### What needs to be done
Transcribe the whole listing below without changing a word, but leave out every image.

>> Start Record list

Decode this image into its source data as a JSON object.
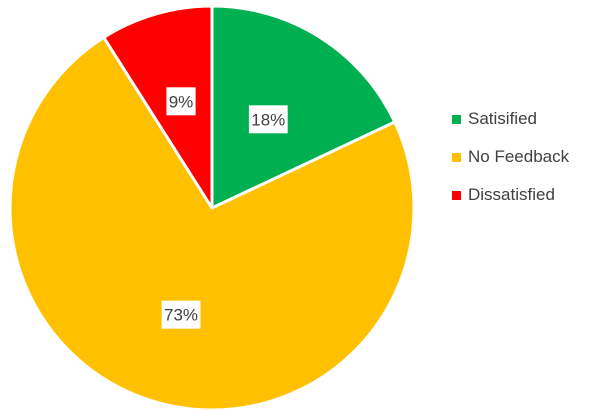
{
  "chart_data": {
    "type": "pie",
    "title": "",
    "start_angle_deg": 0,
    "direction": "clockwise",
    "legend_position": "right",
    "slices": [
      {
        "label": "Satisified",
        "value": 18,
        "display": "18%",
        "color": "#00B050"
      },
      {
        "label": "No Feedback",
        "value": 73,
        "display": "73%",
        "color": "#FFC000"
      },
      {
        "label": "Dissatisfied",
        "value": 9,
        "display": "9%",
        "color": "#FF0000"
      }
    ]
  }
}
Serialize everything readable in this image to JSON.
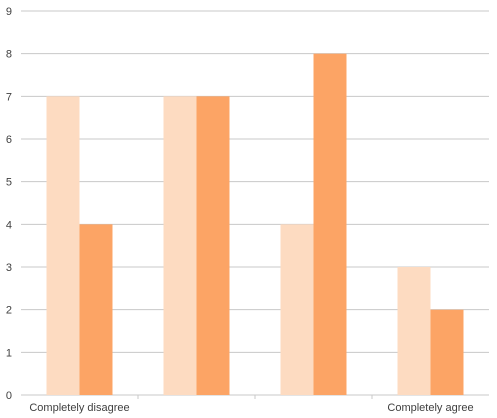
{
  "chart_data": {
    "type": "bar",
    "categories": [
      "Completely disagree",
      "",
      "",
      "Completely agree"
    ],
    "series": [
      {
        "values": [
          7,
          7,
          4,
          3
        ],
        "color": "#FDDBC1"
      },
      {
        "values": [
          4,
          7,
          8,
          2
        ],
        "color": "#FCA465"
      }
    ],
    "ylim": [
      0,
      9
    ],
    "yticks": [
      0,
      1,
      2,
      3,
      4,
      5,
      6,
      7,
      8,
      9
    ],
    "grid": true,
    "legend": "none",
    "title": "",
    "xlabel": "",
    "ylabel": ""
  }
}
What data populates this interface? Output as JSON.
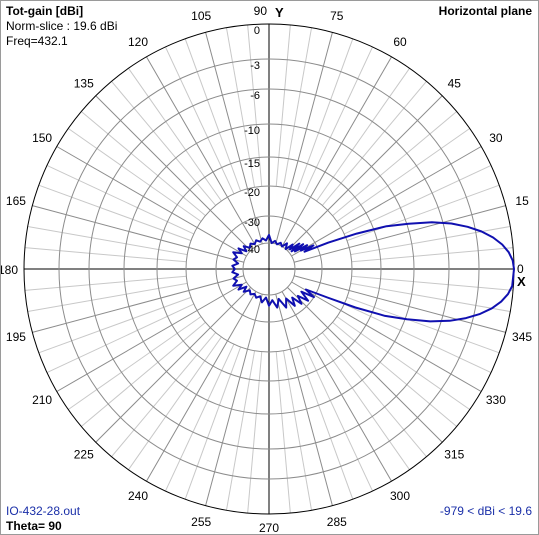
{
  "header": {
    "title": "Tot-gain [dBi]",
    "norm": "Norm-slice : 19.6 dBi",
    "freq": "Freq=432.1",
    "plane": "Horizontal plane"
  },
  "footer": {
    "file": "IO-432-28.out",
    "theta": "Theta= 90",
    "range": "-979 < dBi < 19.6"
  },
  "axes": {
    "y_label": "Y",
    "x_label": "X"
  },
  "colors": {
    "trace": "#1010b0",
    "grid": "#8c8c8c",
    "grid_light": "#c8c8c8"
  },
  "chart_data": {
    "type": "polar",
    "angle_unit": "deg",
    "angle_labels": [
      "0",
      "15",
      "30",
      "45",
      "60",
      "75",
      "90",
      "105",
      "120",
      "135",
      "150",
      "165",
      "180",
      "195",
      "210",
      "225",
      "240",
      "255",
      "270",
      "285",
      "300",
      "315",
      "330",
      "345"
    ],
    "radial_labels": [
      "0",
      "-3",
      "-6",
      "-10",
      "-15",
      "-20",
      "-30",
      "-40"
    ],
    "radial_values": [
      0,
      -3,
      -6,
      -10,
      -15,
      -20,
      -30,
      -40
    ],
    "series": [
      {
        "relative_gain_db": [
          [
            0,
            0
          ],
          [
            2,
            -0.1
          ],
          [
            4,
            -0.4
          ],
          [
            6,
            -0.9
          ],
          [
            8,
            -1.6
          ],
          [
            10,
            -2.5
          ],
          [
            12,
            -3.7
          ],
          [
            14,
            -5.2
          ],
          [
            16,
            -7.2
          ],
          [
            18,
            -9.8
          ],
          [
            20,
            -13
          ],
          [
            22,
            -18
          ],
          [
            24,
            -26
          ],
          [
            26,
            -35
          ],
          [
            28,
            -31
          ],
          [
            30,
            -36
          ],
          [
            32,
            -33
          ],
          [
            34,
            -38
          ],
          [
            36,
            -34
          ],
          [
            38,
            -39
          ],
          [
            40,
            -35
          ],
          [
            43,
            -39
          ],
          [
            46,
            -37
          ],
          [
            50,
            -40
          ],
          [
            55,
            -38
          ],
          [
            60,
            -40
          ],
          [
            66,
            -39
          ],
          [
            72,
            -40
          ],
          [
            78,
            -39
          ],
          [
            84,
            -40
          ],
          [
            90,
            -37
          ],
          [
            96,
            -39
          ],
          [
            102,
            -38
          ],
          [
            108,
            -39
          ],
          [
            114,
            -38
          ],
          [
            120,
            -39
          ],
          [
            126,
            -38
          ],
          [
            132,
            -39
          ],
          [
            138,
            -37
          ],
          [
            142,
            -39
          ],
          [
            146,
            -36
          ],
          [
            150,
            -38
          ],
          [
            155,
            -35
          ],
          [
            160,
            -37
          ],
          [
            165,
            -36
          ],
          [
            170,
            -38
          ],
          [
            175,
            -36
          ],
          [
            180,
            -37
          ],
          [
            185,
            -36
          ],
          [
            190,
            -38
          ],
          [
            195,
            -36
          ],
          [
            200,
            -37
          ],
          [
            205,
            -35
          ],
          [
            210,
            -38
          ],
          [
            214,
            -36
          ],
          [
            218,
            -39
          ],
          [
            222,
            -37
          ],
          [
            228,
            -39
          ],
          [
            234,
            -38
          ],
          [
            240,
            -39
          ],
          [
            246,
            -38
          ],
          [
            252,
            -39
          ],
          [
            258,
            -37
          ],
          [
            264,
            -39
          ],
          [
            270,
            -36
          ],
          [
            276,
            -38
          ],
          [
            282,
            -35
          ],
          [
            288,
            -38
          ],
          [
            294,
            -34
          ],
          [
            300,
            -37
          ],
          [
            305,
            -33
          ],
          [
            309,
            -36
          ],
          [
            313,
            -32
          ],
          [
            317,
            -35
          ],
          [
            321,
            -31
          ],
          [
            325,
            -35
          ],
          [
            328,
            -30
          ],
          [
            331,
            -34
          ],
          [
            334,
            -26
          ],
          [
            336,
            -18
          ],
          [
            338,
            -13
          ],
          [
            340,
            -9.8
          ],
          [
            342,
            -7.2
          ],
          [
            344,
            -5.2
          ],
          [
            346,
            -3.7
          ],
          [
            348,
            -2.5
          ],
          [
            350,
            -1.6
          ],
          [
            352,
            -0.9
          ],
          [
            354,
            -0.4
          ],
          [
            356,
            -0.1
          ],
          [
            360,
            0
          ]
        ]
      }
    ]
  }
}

>> End Record list

### Solution
Decode this image into its source data as a JSON object.
{
  "chart_data": {
    "type": "pie",
    "title": "",
    "start_angle_deg": 0,
    "direction": "clockwise",
    "legend_position": "right",
    "slices": [
      {
        "label": "Satisified",
        "value": 18,
        "display": "18%",
        "color": "#00B050"
      },
      {
        "label": "No Feedback",
        "value": 73,
        "display": "73%",
        "color": "#FFC000"
      },
      {
        "label": "Dissatisfied",
        "value": 9,
        "display": "9%",
        "color": "#FF0000"
      }
    ]
  }
}
Serialize everything readable in this image to JSON.
{
  "chart_data": {
    "type": "bar",
    "categories": [
      "Completely disagree",
      "",
      "",
      "Completely agree"
    ],
    "series": [
      {
        "values": [
          7,
          7,
          4,
          3
        ],
        "color": "#FDDBC1"
      },
      {
        "values": [
          4,
          7,
          8,
          2
        ],
        "color": "#FCA465"
      }
    ],
    "ylim": [
      0,
      9
    ],
    "yticks": [
      0,
      1,
      2,
      3,
      4,
      5,
      6,
      7,
      8,
      9
    ],
    "grid": true,
    "legend": "none",
    "title": "",
    "xlabel": "",
    "ylabel": ""
  }
}
What data populates this interface? Output as JSON.
{
  "header": {
    "title": "Tot-gain [dBi]",
    "norm": "Norm-slice : 19.6 dBi",
    "freq": "Freq=432.1",
    "plane": "Horizontal plane"
  },
  "footer": {
    "file": "IO-432-28.out",
    "theta": "Theta= 90",
    "range": "-979 < dBi < 19.6"
  },
  "axes": {
    "y_label": "Y",
    "x_label": "X"
  },
  "colors": {
    "trace": "#1010b0",
    "grid": "#8c8c8c",
    "grid_light": "#c8c8c8"
  },
  "chart_data": {
    "type": "polar",
    "angle_unit": "deg",
    "angle_labels": [
      "0",
      "15",
      "30",
      "45",
      "60",
      "75",
      "90",
      "105",
      "120",
      "135",
      "150",
      "165",
      "180",
      "195",
      "210",
      "225",
      "240",
      "255",
      "270",
      "285",
      "300",
      "315",
      "330",
      "345"
    ],
    "radial_labels": [
      "0",
      "-3",
      "-6",
      "-10",
      "-15",
      "-20",
      "-30",
      "-40"
    ],
    "radial_values": [
      0,
      -3,
      -6,
      -10,
      -15,
      -20,
      -30,
      -40
    ],
    "series": [
      {
        "relative_gain_db": [
          [
            0,
            0
          ],
          [
            2,
            -0.1
          ],
          [
            4,
            -0.4
          ],
          [
            6,
            -0.9
          ],
          [
            8,
            -1.6
          ],
          [
            10,
            -2.5
          ],
          [
            12,
            -3.7
          ],
          [
            14,
            -5.2
          ],
          [
            16,
            -7.2
          ],
          [
            18,
            -9.8
          ],
          [
            20,
            -13
          ],
          [
            22,
            -18
          ],
          [
            24,
            -26
          ],
          [
            26,
            -35
          ],
          [
            28,
            -31
          ],
          [
            30,
            -36
          ],
          [
            32,
            -33
          ],
          [
            34,
            -38
          ],
          [
            36,
            -34
          ],
          [
            38,
            -39
          ],
          [
            40,
            -35
          ],
          [
            43,
            -39
          ],
          [
            46,
            -37
          ],
          [
            50,
            -40
          ],
          [
            55,
            -38
          ],
          [
            60,
            -40
          ],
          [
            66,
            -39
          ],
          [
            72,
            -40
          ],
          [
            78,
            -39
          ],
          [
            84,
            -40
          ],
          [
            90,
            -37
          ],
          [
            96,
            -39
          ],
          [
            102,
            -38
          ],
          [
            108,
            -39
          ],
          [
            114,
            -38
          ],
          [
            120,
            -39
          ],
          [
            126,
            -38
          ],
          [
            132,
            -39
          ],
          [
            138,
            -37
          ],
          [
            142,
            -39
          ],
          [
            146,
            -36
          ],
          [
            150,
            -38
          ],
          [
            155,
            -35
          ],
          [
            160,
            -37
          ],
          [
            165,
            -36
          ],
          [
            170,
            -38
          ],
          [
            175,
            -36
          ],
          [
            180,
            -37
          ],
          [
            185,
            -36
          ],
          [
            190,
            -38
          ],
          [
            195,
            -36
          ],
          [
            200,
            -37
          ],
          [
            205,
            -35
          ],
          [
            210,
            -38
          ],
          [
            214,
            -36
          ],
          [
            218,
            -39
          ],
          [
            222,
            -37
          ],
          [
            228,
            -39
          ],
          [
            234,
            -38
          ],
          [
            240,
            -39
          ],
          [
            246,
            -38
          ],
          [
            252,
            -39
          ],
          [
            258,
            -37
          ],
          [
            264,
            -39
          ],
          [
            270,
            -36
          ],
          [
            276,
            -38
          ],
          [
            282,
            -35
          ],
          [
            288,
            -38
          ],
          [
            294,
            -34
          ],
          [
            300,
            -37
          ],
          [
            305,
            -33
          ],
          [
            309,
            -36
          ],
          [
            313,
            -32
          ],
          [
            317,
            -35
          ],
          [
            321,
            -31
          ],
          [
            325,
            -35
          ],
          [
            328,
            -30
          ],
          [
            331,
            -34
          ],
          [
            334,
            -26
          ],
          [
            336,
            -18
          ],
          [
            338,
            -13
          ],
          [
            340,
            -9.8
          ],
          [
            342,
            -7.2
          ],
          [
            344,
            -5.2
          ],
          [
            346,
            -3.7
          ],
          [
            348,
            -2.5
          ],
          [
            350,
            -1.6
          ],
          [
            352,
            -0.9
          ],
          [
            354,
            -0.4
          ],
          [
            356,
            -0.1
          ],
          [
            360,
            0
          ]
        ]
      }
    ]
  }
}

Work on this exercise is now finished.